*Exercise directions*: Where a line in the records below includes "name", pull that line out.

[[ Data for this task open ]]

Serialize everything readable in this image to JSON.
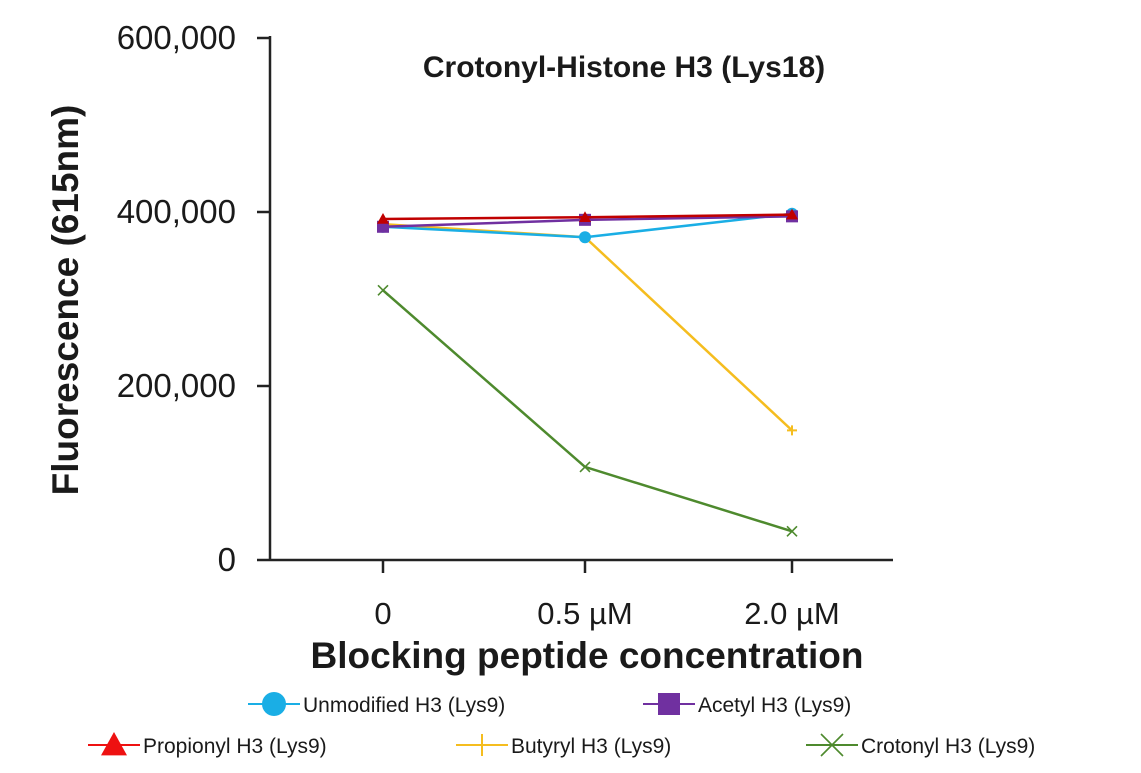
{
  "chart_data": {
    "type": "line",
    "title": "Crotonyl-Histone H3 (Lys18)",
    "xlabel": "Blocking peptide concentration",
    "ylabel": "Fluorescence (615nm)",
    "categories": [
      "0",
      "0.5 µM",
      "2.0 µM"
    ],
    "ylim": [
      0,
      600000
    ],
    "yticks": [
      0,
      200000,
      400000,
      600000
    ],
    "ytick_labels": [
      "0",
      "200,000",
      "400,000",
      "600,000"
    ],
    "grid": false,
    "legend_position": "bottom",
    "series": [
      {
        "name": "Unmodified H3 (Lys9)",
        "color": "#1aaee5",
        "marker": "circle",
        "values": [
          383000,
          371000,
          398000
        ]
      },
      {
        "name": "Acetyl H3 (Lys9)",
        "color": "#7030a0",
        "marker": "square",
        "values": [
          383000,
          391000,
          395000
        ]
      },
      {
        "name": "Propionyl H3 (Lys9)",
        "color": "#c00000",
        "legend_color": "#ee1111",
        "marker": "triangle",
        "values": [
          392000,
          394000,
          397000
        ]
      },
      {
        "name": "Butyryl H3 (Lys9)",
        "color": "#f5bd1f",
        "marker": "plus",
        "values": [
          386000,
          371000,
          149000
        ]
      },
      {
        "name": "Crotonyl H3 (Lys9)",
        "color": "#4e8a2e",
        "marker": "x",
        "values": [
          310000,
          107000,
          33000
        ]
      }
    ]
  }
}
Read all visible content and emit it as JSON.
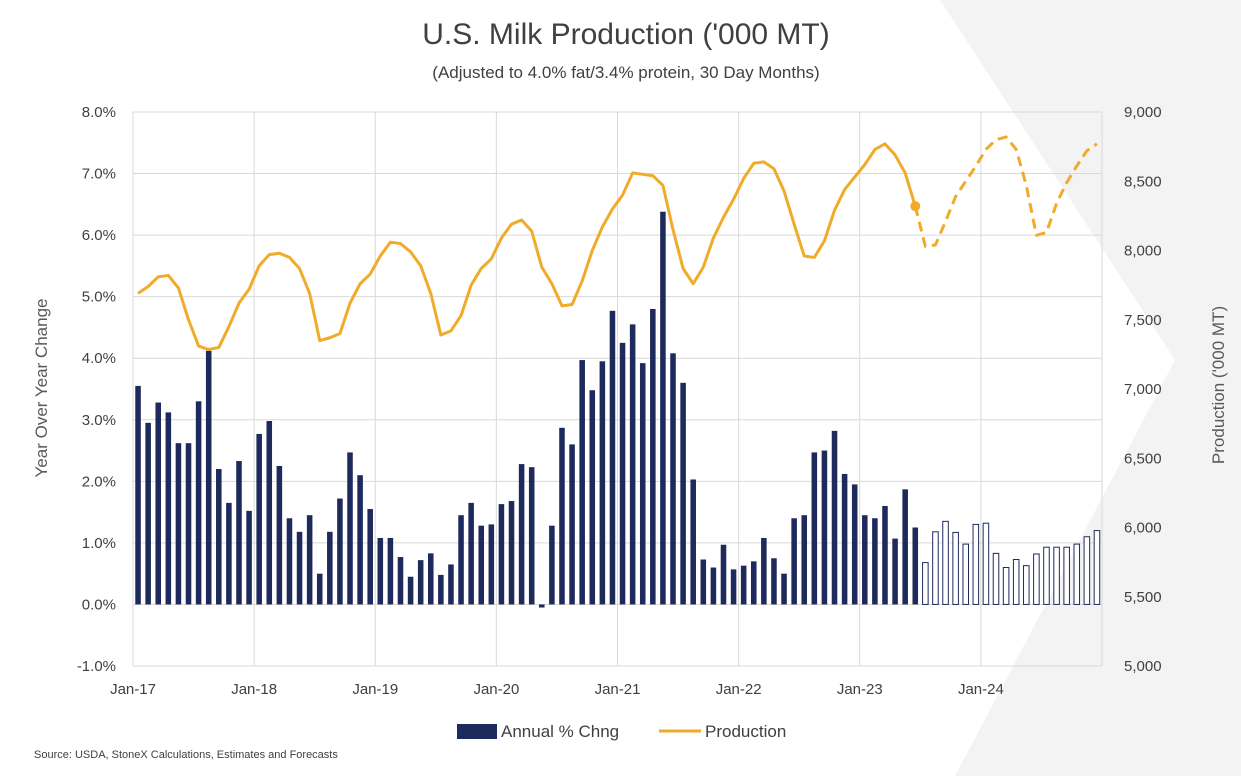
{
  "chart_data": {
    "type": "bar+line",
    "title": "U.S. Milk Production ('000 MT)",
    "subtitle": "(Adjusted to 4.0% fat/3.4% protein,  30 Day Months)",
    "ylabel_left": "Year Over Year Change",
    "ylabel_right": "Production ('000 MT)",
    "source": "Source: USDA, StoneX Calculations, Estimates and Forecasts",
    "x_tick_labels": [
      "Jan-17",
      "Jan-18",
      "Jan-19",
      "Jan-20",
      "Jan-21",
      "Jan-22",
      "Jan-23",
      "Jan-24"
    ],
    "y_left_ticks": [
      "-1.0%",
      "0.0%",
      "1.0%",
      "2.0%",
      "3.0%",
      "4.0%",
      "5.0%",
      "6.0%",
      "7.0%",
      "8.0%"
    ],
    "y_right_ticks": [
      "5,000",
      "5,500",
      "6,000",
      "6,500",
      "7,000",
      "7,500",
      "8,000",
      "8,500",
      "9,000"
    ],
    "ylim_left": [
      -1.0,
      8.0
    ],
    "ylim_right": [
      5000,
      9000
    ],
    "start_month": "Jan-17",
    "forecast_start_index": 78,
    "legend": {
      "bar": "Annual % Chng",
      "line": "Production",
      "position": "bottom"
    },
    "colors": {
      "bar": "#1f2a5c",
      "line": "#f0ab2a",
      "grid": "#d9d9d9",
      "text": "#404040"
    },
    "series": [
      {
        "name": "Annual % Chng",
        "kind": "bar",
        "values": [
          3.55,
          2.95,
          3.28,
          3.12,
          2.62,
          2.62,
          3.3,
          4.12,
          2.2,
          1.65,
          2.33,
          1.52,
          2.77,
          2.98,
          2.25,
          1.4,
          1.18,
          1.45,
          0.5,
          1.18,
          1.72,
          2.47,
          2.1,
          1.55,
          1.08,
          1.08,
          0.77,
          0.45,
          0.72,
          0.83,
          0.48,
          0.65,
          1.45,
          1.65,
          1.28,
          1.3,
          1.63,
          1.68,
          2.28,
          2.23,
          -0.05,
          1.28,
          2.87,
          2.6,
          3.97,
          3.48,
          3.95,
          4.77,
          4.25,
          4.55,
          3.92,
          4.8,
          6.38,
          4.08,
          3.6,
          2.03,
          0.73,
          0.6,
          0.97,
          0.57,
          0.63,
          0.7,
          1.08,
          0.75,
          0.5,
          1.4,
          1.45,
          2.47,
          2.5,
          2.82,
          2.12,
          1.95,
          1.45,
          1.4,
          1.6,
          1.07,
          1.87,
          1.25,
          0.68,
          1.18,
          1.35,
          1.17,
          0.98,
          1.3,
          1.32,
          0.83,
          0.6,
          0.73,
          0.63,
          0.82,
          0.93,
          0.93,
          0.93,
          0.98,
          1.1,
          1.2
        ]
      },
      {
        "name": "Production",
        "kind": "line",
        "values": [
          7690,
          7740,
          7810,
          7820,
          7730,
          7500,
          7310,
          7285,
          7300,
          7450,
          7620,
          7720,
          7890,
          7970,
          7980,
          7950,
          7870,
          7690,
          7350,
          7370,
          7400,
          7620,
          7760,
          7830,
          7960,
          8060,
          8050,
          7990,
          7890,
          7690,
          7390,
          7420,
          7530,
          7750,
          7870,
          7940,
          8090,
          8190,
          8220,
          8140,
          7880,
          7760,
          7600,
          7610,
          7780,
          8000,
          8170,
          8300,
          8400,
          8560,
          8550,
          8540,
          8470,
          8150,
          7870,
          7760,
          7880,
          8090,
          8240,
          8370,
          8520,
          8630,
          8640,
          8590,
          8430,
          8190,
          7960,
          7950,
          8070,
          8290,
          8440,
          8530,
          8620,
          8730,
          8770,
          8690,
          8560,
          8320,
          8030,
          8040,
          8210,
          8390,
          8500,
          8610,
          8730,
          8800,
          8820,
          8730,
          8470,
          8110,
          8130,
          8340,
          8490,
          8610,
          8720,
          8770
        ]
      }
    ]
  }
}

[[ Data for this task closed ]]

*Written answer*:
        "name": "Unmodified H3 (Lys9)",
        "name": "Acetyl H3 (Lys9)",
        "name": "Propionyl H3 (Lys9)",
        "name": "Butyryl H3 (Lys9)",
        "name": "Crotonyl H3 (Lys9)",
        "name": "Annual % Chng",
        "name": "Production",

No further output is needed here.